Record extracts:
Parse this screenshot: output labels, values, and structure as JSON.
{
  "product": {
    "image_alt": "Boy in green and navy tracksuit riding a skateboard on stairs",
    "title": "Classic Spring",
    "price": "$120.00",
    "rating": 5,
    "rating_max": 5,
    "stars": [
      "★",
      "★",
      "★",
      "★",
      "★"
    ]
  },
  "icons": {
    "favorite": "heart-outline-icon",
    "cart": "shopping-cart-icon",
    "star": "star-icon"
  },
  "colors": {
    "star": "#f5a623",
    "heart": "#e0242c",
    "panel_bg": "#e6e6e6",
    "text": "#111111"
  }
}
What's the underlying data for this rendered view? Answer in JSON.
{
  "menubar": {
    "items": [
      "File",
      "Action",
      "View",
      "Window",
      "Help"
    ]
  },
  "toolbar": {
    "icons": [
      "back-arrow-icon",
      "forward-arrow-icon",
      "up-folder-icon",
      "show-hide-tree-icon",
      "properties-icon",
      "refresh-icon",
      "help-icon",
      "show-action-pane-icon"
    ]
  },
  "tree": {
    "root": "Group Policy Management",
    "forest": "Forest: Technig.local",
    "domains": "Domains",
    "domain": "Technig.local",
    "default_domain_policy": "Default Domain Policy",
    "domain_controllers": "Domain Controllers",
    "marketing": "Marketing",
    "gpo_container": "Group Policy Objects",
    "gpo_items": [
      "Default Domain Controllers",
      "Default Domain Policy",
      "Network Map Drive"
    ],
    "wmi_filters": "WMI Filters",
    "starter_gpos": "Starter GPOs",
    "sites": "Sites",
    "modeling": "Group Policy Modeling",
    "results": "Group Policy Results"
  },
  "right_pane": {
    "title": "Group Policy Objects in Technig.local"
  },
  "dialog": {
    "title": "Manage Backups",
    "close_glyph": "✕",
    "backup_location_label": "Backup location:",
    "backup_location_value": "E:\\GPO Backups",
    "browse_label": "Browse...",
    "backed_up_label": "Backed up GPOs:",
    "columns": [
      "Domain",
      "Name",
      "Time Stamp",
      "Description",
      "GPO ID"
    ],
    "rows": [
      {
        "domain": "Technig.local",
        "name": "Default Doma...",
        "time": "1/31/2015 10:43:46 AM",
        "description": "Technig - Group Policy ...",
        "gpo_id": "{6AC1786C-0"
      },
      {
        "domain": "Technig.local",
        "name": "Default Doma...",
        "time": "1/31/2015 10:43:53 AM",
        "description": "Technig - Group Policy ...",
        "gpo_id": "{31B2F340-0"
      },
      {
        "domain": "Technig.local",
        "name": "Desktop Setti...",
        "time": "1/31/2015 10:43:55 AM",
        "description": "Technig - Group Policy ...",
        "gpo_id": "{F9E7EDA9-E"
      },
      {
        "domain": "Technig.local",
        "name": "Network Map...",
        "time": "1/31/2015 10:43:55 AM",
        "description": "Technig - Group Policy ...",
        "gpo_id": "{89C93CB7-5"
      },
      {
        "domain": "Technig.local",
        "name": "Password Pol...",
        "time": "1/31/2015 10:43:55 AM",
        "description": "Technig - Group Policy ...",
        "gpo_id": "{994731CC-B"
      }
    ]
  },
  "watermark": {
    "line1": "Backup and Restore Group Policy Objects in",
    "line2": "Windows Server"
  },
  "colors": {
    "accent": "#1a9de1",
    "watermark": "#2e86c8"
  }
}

Prompt: Repeat all the records. Match each line exactly.

Task result:
Parse this screenshot: output labels, values, and structure as JSON.
{
  "product": {
    "image_alt": "Boy in green and navy tracksuit riding a skateboard on stairs",
    "title": "Classic Spring",
    "price": "$120.00",
    "rating": 5,
    "rating_max": 5,
    "stars": [
      "★",
      "★",
      "★",
      "★",
      "★"
    ]
  },
  "icons": {
    "favorite": "heart-outline-icon",
    "cart": "shopping-cart-icon",
    "star": "star-icon"
  },
  "colors": {
    "star": "#f5a623",
    "heart": "#e0242c",
    "panel_bg": "#e6e6e6",
    "text": "#111111"
  }
}
What's the underlying data for this rendered view? Answer in JSON.
{
  "menubar": {
    "items": [
      "File",
      "Action",
      "View",
      "Window",
      "Help"
    ]
  },
  "toolbar": {
    "icons": [
      "back-arrow-icon",
      "forward-arrow-icon",
      "up-folder-icon",
      "show-hide-tree-icon",
      "properties-icon",
      "refresh-icon",
      "help-icon",
      "show-action-pane-icon"
    ]
  },
  "tree": {
    "root": "Group Policy Management",
    "forest": "Forest: Technig.local",
    "domains": "Domains",
    "domain": "Technig.local",
    "default_domain_policy": "Default Domain Policy",
    "domain_controllers": "Domain Controllers",
    "marketing": "Marketing",
    "gpo_container": "Group Policy Objects",
    "gpo_items": [
      "Default Domain Controllers",
      "Default Domain Policy",
      "Network Map Drive"
    ],
    "wmi_filters": "WMI Filters",
    "starter_gpos": "Starter GPOs",
    "sites": "Sites",
    "modeling": "Group Policy Modeling",
    "results": "Group Policy Results"
  },
  "right_pane": {
    "title": "Group Policy Objects in Technig.local"
  },
  "dialog": {
    "title": "Manage Backups",
    "close_glyph": "✕",
    "backup_location_label": "Backup location:",
    "backup_location_value": "E:\\GPO Backups",
    "browse_label": "Browse...",
    "backed_up_label": "Backed up GPOs:",
    "columns": [
      "Domain",
      "Name",
      "Time Stamp",
      "Description",
      "GPO ID"
    ],
    "rows": [
      {
        "domain": "Technig.local",
        "name": "Default Doma...",
        "time": "1/31/2015 10:43:46 AM",
        "description": "Technig - Group Policy ...",
        "gpo_id": "{6AC1786C-0"
      },
      {
        "domain": "Technig.local",
        "name": "Default Doma...",
        "time": "1/31/2015 10:43:53 AM",
        "description": "Technig - Group Policy ...",
        "gpo_id": "{31B2F340-0"
      },
      {
        "domain": "Technig.local",
        "name": "Desktop Setti...",
        "time": "1/31/2015 10:43:55 AM",
        "description": "Technig - Group Policy ...",
        "gpo_id": "{F9E7EDA9-E"
      },
      {
        "domain": "Technig.local",
        "name": "Network Map...",
        "time": "1/31/2015 10:43:55 AM",
        "description": "Technig - Group Policy ...",
        "gpo_id": "{89C93CB7-5"
      },
      {
        "domain": "Technig.local",
        "name": "Password Pol...",
        "time": "1/31/2015 10:43:55 AM",
        "description": "Technig - Group Policy ...",
        "gpo_id": "{994731CC-B"
      }
    ]
  },
  "watermark": {
    "line1": "Backup and Restore Group Policy Objects in",
    "line2": "Windows Server"
  },
  "colors": {
    "accent": "#1a9de1",
    "watermark": "#2e86c8"
  }
}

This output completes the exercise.